→ **WHAT IS NEEDED**
Copy the data below exactly, omitting any picture it contains.

→ **Figure collection entries**
========================================

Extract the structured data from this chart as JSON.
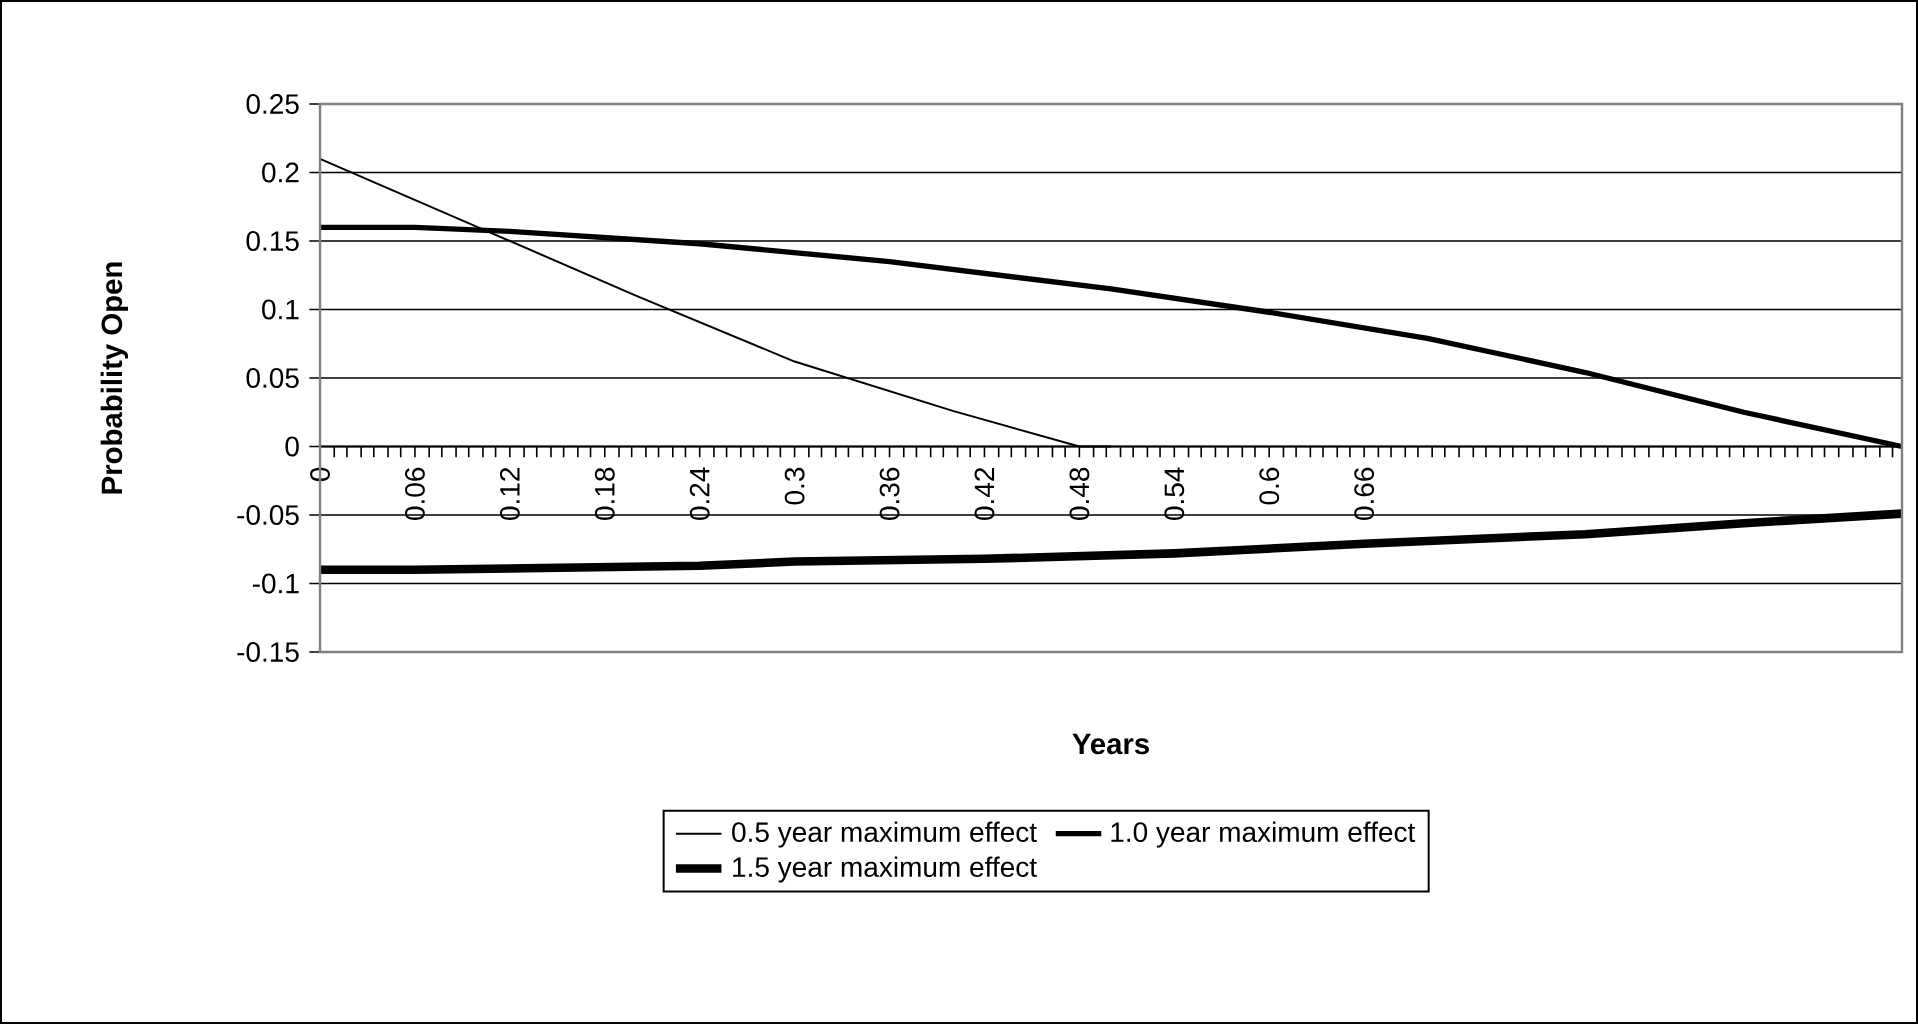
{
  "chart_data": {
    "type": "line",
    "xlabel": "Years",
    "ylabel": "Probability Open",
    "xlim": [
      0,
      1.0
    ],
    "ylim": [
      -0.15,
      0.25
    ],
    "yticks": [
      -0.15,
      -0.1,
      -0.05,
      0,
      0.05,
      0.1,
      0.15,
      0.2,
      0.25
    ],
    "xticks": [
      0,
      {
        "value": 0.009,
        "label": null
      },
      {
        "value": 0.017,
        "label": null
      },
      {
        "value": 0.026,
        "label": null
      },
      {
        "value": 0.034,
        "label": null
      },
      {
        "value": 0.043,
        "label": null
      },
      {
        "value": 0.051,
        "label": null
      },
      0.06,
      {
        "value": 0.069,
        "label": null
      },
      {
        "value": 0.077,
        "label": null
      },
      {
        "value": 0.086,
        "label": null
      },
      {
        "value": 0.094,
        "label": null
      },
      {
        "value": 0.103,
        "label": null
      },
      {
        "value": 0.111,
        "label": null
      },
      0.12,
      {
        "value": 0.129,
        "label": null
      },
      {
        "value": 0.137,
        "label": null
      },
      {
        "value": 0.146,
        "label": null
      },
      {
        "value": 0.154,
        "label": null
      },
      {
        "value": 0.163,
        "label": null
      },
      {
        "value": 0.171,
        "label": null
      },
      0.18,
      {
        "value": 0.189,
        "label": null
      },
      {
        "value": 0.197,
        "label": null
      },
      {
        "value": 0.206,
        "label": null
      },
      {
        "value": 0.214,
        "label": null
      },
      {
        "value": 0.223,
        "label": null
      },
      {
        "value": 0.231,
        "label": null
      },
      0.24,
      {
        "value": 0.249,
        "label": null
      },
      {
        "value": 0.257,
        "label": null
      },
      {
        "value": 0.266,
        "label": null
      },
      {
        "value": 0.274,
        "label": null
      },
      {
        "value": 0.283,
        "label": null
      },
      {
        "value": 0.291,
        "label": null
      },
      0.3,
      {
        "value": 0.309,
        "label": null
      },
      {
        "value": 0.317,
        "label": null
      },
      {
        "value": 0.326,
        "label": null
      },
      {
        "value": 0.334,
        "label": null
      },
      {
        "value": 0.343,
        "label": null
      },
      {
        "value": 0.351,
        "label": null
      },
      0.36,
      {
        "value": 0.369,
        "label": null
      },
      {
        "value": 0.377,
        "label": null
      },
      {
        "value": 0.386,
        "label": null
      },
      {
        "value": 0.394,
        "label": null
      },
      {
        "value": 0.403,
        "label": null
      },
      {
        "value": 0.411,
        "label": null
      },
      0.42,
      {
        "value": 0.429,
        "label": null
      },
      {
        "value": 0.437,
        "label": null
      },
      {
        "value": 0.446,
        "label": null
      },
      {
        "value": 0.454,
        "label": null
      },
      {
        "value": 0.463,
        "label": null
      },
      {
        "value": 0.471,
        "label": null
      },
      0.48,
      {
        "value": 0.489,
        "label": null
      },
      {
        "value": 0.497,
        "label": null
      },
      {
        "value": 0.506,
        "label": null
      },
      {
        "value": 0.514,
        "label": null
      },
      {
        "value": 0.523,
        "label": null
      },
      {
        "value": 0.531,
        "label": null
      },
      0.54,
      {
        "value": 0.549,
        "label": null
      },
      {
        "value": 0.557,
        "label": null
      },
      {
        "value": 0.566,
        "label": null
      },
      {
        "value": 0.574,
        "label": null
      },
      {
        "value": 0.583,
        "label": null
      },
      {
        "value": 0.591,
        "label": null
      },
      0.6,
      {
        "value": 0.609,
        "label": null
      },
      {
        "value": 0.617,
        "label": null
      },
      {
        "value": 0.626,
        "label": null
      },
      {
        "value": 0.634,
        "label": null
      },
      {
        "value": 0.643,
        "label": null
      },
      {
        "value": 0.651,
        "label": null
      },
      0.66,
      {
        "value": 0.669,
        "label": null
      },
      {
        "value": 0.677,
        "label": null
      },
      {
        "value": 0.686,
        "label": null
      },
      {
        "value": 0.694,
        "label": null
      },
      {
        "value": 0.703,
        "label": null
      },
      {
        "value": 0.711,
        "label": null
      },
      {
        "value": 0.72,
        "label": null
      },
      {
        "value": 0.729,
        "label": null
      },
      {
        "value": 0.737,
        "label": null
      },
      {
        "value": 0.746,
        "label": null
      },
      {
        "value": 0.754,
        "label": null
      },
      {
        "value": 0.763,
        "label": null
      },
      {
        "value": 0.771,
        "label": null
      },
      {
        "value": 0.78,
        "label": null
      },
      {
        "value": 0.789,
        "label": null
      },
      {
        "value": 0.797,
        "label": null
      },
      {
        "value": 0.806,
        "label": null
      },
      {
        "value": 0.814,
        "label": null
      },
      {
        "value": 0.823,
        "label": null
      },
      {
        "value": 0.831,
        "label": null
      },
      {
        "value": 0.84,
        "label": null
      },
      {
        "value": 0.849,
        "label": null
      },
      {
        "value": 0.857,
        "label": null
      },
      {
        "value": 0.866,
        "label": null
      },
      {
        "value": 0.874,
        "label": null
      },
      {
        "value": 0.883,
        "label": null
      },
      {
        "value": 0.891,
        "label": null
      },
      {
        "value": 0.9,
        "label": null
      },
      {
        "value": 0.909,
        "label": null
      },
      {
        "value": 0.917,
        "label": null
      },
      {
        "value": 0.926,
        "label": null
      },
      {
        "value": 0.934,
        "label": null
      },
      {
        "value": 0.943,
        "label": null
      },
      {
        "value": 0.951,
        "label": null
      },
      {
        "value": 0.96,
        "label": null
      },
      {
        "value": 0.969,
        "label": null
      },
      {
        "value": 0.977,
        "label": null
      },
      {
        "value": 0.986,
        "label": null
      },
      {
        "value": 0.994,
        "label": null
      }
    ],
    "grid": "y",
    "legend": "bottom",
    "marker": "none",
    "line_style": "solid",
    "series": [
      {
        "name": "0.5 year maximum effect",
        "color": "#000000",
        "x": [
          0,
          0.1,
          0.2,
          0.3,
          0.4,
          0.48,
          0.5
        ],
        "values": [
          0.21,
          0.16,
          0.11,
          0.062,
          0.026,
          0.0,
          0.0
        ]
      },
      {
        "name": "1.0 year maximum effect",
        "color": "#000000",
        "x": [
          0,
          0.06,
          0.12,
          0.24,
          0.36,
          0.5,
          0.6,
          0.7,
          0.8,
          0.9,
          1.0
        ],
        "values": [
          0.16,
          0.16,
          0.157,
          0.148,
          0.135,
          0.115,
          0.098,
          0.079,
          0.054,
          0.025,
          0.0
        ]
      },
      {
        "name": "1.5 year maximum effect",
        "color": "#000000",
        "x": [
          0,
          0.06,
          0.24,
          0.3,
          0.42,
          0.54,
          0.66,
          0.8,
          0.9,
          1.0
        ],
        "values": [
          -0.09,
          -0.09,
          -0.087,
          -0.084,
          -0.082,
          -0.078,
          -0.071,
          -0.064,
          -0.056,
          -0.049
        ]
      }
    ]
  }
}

========================================

→ **RESULT OF THIS EXERCISE**
Extract the structured data from this chart as JSON.
{
  "chart_data": {
    "type": "line",
    "xlabel": "Years",
    "ylabel": "Probability Open",
    "xlim": [
      0,
      1.0
    ],
    "ylim": [
      -0.15,
      0.25
    ],
    "yticks": [
      -0.15,
      -0.1,
      -0.05,
      0,
      0.05,
      0.1,
      0.15,
      0.2,
      0.25
    ],
    "xticks": [
      0,
      {
        "value": 0.009,
        "label": null
      },
      {
        "value": 0.017,
        "label": null
      },
      {
        "value": 0.026,
        "label": null
      },
      {
        "value": 0.034,
        "label": null
      },
      {
        "value": 0.043,
        "label": null
      },
      {
        "value": 0.051,
        "label": null
      },
      0.06,
      {
        "value": 0.069,
        "label": null
      },
      {
        "value": 0.077,
        "label": null
      },
      {
        "value": 0.086,
        "label": null
      },
      {
        "value": 0.094,
        "label": null
      },
      {
        "value": 0.103,
        "label": null
      },
      {
        "value": 0.111,
        "label": null
      },
      0.12,
      {
        "value": 0.129,
        "label": null
      },
      {
        "value": 0.137,
        "label": null
      },
      {
        "value": 0.146,
        "label": null
      },
      {
        "value": 0.154,
        "label": null
      },
      {
        "value": 0.163,
        "label": null
      },
      {
        "value": 0.171,
        "label": null
      },
      0.18,
      {
        "value": 0.189,
        "label": null
      },
      {
        "value": 0.197,
        "label": null
      },
      {
        "value": 0.206,
        "label": null
      },
      {
        "value": 0.214,
        "label": null
      },
      {
        "value": 0.223,
        "label": null
      },
      {
        "value": 0.231,
        "label": null
      },
      0.24,
      {
        "value": 0.249,
        "label": null
      },
      {
        "value": 0.257,
        "label": null
      },
      {
        "value": 0.266,
        "label": null
      },
      {
        "value": 0.274,
        "label": null
      },
      {
        "value": 0.283,
        "label": null
      },
      {
        "value": 0.291,
        "label": null
      },
      0.3,
      {
        "value": 0.309,
        "label": null
      },
      {
        "value": 0.317,
        "label": null
      },
      {
        "value": 0.326,
        "label": null
      },
      {
        "value": 0.334,
        "label": null
      },
      {
        "value": 0.343,
        "label": null
      },
      {
        "value": 0.351,
        "label": null
      },
      0.36,
      {
        "value": 0.369,
        "label": null
      },
      {
        "value": 0.377,
        "label": null
      },
      {
        "value": 0.386,
        "label": null
      },
      {
        "value": 0.394,
        "label": null
      },
      {
        "value": 0.403,
        "label": null
      },
      {
        "value": 0.411,
        "label": null
      },
      0.42,
      {
        "value": 0.429,
        "label": null
      },
      {
        "value": 0.437,
        "label": null
      },
      {
        "value": 0.446,
        "label": null
      },
      {
        "value": 0.454,
        "label": null
      },
      {
        "value": 0.463,
        "label": null
      },
      {
        "value": 0.471,
        "label": null
      },
      0.48,
      {
        "value": 0.489,
        "label": null
      },
      {
        "value": 0.497,
        "label": null
      },
      {
        "value": 0.506,
        "label": null
      },
      {
        "value": 0.514,
        "label": null
      },
      {
        "value": 0.523,
        "label": null
      },
      {
        "value": 0.531,
        "label": null
      },
      0.54,
      {
        "value": 0.549,
        "label": null
      },
      {
        "value": 0.557,
        "label": null
      },
      {
        "value": 0.566,
        "label": null
      },
      {
        "value": 0.574,
        "label": null
      },
      {
        "value": 0.583,
        "label": null
      },
      {
        "value": 0.591,
        "label": null
      },
      0.6,
      {
        "value": 0.609,
        "label": null
      },
      {
        "value": 0.617,
        "label": null
      },
      {
        "value": 0.626,
        "label": null
      },
      {
        "value": 0.634,
        "label": null
      },
      {
        "value": 0.643,
        "label": null
      },
      {
        "value": 0.651,
        "label": null
      },
      0.66,
      {
        "value": 0.669,
        "label": null
      },
      {
        "value": 0.677,
        "label": null
      },
      {
        "value": 0.686,
        "label": null
      },
      {
        "value": 0.694,
        "label": null
      },
      {
        "value": 0.703,
        "label": null
      },
      {
        "value": 0.711,
        "label": null
      },
      {
        "value": 0.72,
        "label": null
      },
      {
        "value": 0.729,
        "label": null
      },
      {
        "value": 0.737,
        "label": null
      },
      {
        "value": 0.746,
        "label": null
      },
      {
        "value": 0.754,
        "label": null
      },
      {
        "value": 0.763,
        "label": null
      },
      {
        "value": 0.771,
        "label": null
      },
      {
        "value": 0.78,
        "label": null
      },
      {
        "value": 0.789,
        "label": null
      },
      {
        "value": 0.797,
        "label": null
      },
      {
        "value": 0.806,
        "label": null
      },
      {
        "value": 0.814,
        "label": null
      },
      {
        "value": 0.823,
        "label": null
      },
      {
        "value": 0.831,
        "label": null
      },
      {
        "value": 0.84,
        "label": null
      },
      {
        "value": 0.849,
        "label": null
      },
      {
        "value": 0.857,
        "label": null
      },
      {
        "value": 0.866,
        "label": null
      },
      {
        "value": 0.874,
        "label": null
      },
      {
        "value": 0.883,
        "label": null
      },
      {
        "value": 0.891,
        "label": null
      },
      {
        "value": 0.9,
        "label": null
      },
      {
        "value": 0.909,
        "label": null
      },
      {
        "value": 0.917,
        "label": null
      },
      {
        "value": 0.926,
        "label": null
      },
      {
        "value": 0.934,
        "label": null
      },
      {
        "value": 0.943,
        "label": null
      },
      {
        "value": 0.951,
        "label": null
      },
      {
        "value": 0.96,
        "label": null
      },
      {
        "value": 0.969,
        "label": null
      },
      {
        "value": 0.977,
        "label": null
      },
      {
        "value": 0.986,
        "label": null
      },
      {
        "value": 0.994,
        "label": null
      }
    ],
    "grid": "y",
    "legend": "bottom",
    "marker": "none",
    "line_style": "solid",
    "series": [
      {
        "name": "0.5 year maximum effect",
        "color": "#000000",
        "x": [
          0,
          0.1,
          0.2,
          0.3,
          0.4,
          0.48,
          0.5
        ],
        "values": [
          0.21,
          0.16,
          0.11,
          0.062,
          0.026,
          0.0,
          0.0
        ]
      },
      {
        "name": "1.0 year maximum effect",
        "color": "#000000",
        "x": [
          0,
          0.06,
          0.12,
          0.24,
          0.36,
          0.5,
          0.6,
          0.7,
          0.8,
          0.9,
          1.0
        ],
        "values": [
          0.16,
          0.16,
          0.157,
          0.148,
          0.135,
          0.115,
          0.098,
          0.079,
          0.054,
          0.025,
          0.0
        ]
      },
      {
        "name": "1.5 year maximum effect",
        "color": "#000000",
        "x": [
          0,
          0.06,
          0.24,
          0.3,
          0.42,
          0.54,
          0.66,
          0.8,
          0.9,
          1.0
        ],
        "values": [
          -0.09,
          -0.09,
          -0.087,
          -0.084,
          -0.082,
          -0.078,
          -0.071,
          -0.064,
          -0.056,
          -0.049
        ]
      }
    ]
  }
}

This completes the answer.